Search the listing for the string "this" and copy every line that contains it.

-*-

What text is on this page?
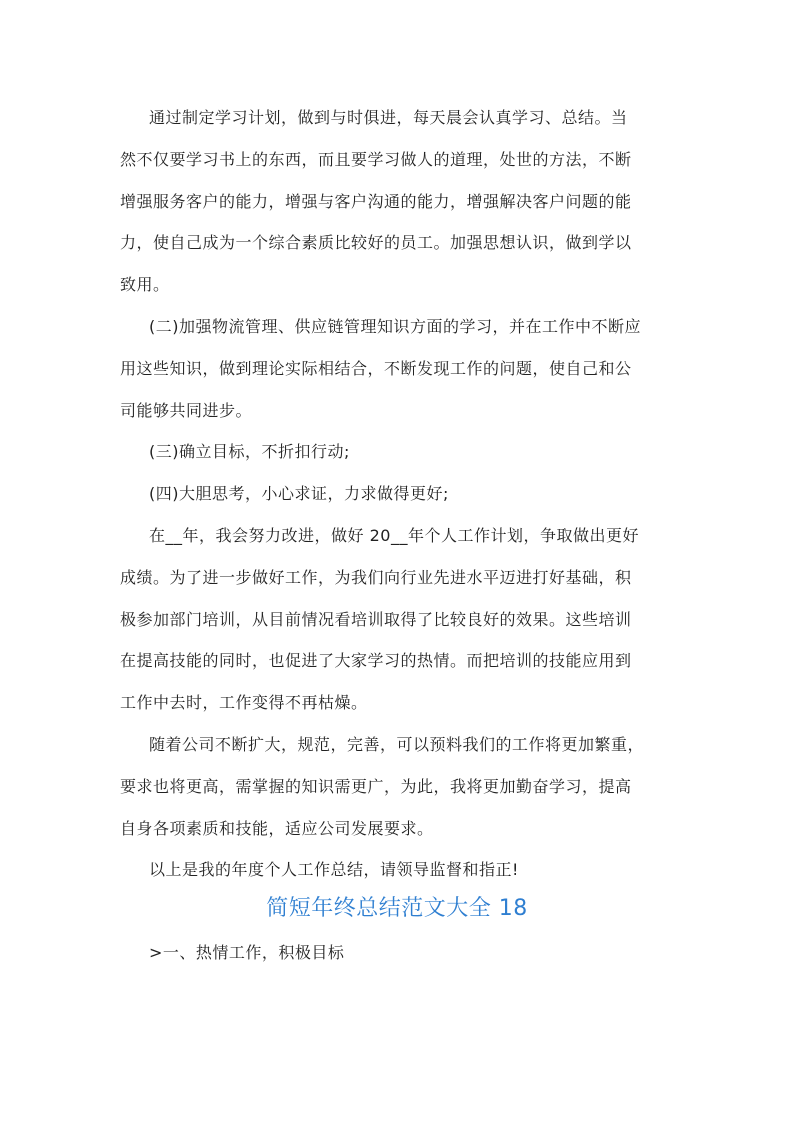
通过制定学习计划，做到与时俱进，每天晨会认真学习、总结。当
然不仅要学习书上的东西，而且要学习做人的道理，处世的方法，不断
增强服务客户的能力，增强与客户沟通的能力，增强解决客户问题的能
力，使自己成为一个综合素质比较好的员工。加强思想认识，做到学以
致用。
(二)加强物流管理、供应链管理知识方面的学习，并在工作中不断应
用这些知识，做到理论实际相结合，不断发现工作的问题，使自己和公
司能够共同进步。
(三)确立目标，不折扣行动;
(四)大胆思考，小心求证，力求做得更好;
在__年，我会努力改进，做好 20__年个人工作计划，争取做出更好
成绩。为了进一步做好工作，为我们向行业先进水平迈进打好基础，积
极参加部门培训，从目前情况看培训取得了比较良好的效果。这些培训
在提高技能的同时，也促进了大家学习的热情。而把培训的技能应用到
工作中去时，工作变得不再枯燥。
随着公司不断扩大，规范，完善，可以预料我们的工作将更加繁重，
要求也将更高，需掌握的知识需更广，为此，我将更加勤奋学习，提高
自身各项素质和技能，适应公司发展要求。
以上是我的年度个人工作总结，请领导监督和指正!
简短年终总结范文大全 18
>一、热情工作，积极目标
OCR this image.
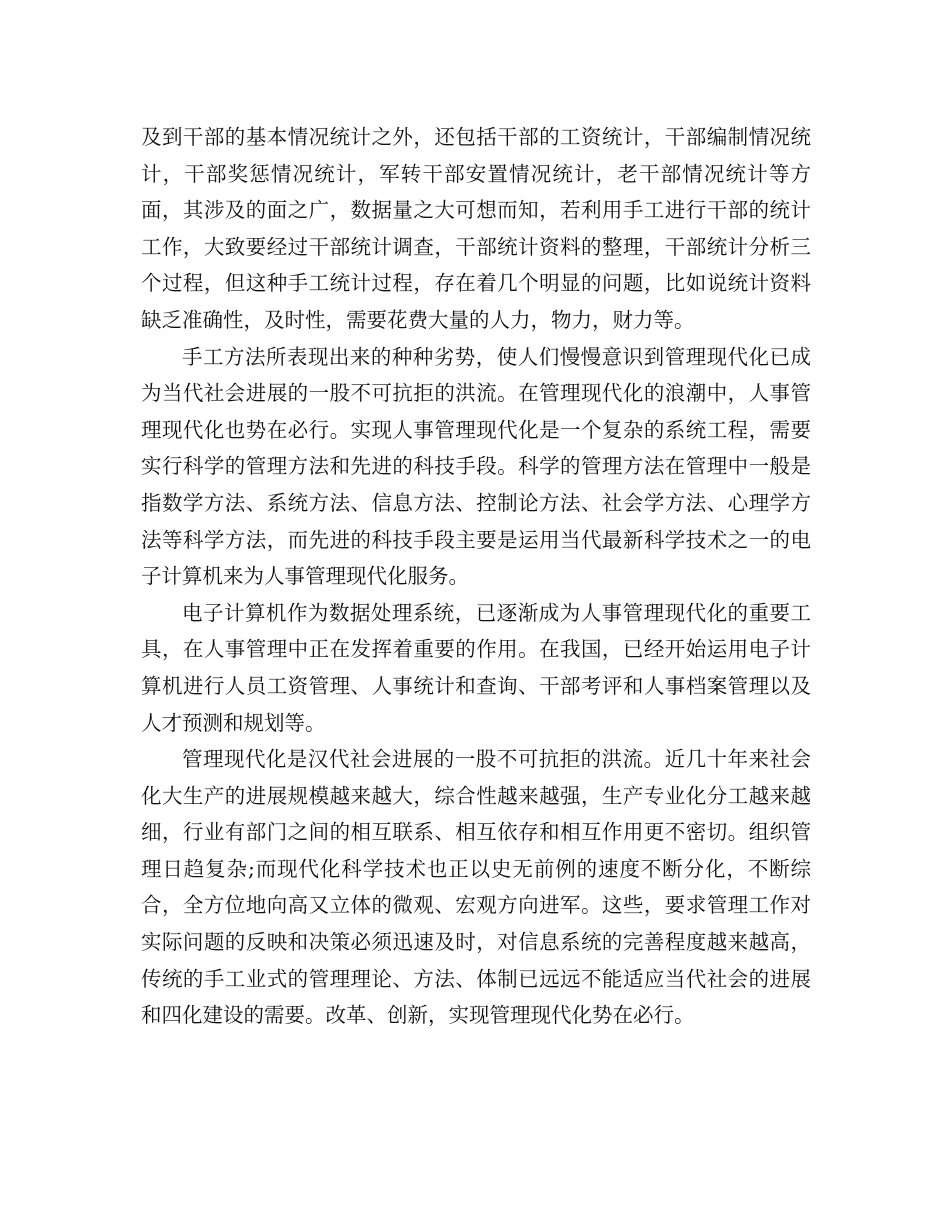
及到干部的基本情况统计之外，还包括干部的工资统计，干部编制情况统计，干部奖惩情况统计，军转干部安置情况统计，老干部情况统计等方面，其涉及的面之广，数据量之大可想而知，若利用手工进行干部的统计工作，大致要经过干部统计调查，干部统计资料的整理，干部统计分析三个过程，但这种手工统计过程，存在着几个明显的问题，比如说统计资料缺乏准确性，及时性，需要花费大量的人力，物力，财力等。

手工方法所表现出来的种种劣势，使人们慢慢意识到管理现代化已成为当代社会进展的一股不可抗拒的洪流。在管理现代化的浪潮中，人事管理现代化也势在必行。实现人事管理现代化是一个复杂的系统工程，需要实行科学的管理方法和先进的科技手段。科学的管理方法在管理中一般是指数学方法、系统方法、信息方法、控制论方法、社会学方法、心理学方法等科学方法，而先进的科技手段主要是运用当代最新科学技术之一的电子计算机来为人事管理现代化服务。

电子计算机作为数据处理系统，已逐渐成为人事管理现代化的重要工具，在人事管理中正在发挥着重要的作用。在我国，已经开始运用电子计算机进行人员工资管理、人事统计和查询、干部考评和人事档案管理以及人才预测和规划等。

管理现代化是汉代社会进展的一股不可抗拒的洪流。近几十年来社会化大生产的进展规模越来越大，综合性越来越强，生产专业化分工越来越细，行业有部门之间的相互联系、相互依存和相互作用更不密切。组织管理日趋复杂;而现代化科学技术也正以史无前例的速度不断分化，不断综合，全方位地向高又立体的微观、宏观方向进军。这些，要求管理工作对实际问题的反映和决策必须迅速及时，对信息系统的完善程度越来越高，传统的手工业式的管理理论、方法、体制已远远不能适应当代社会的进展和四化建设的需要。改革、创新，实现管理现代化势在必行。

-*-

**Correct output**
What text is on this page?
OCR this image.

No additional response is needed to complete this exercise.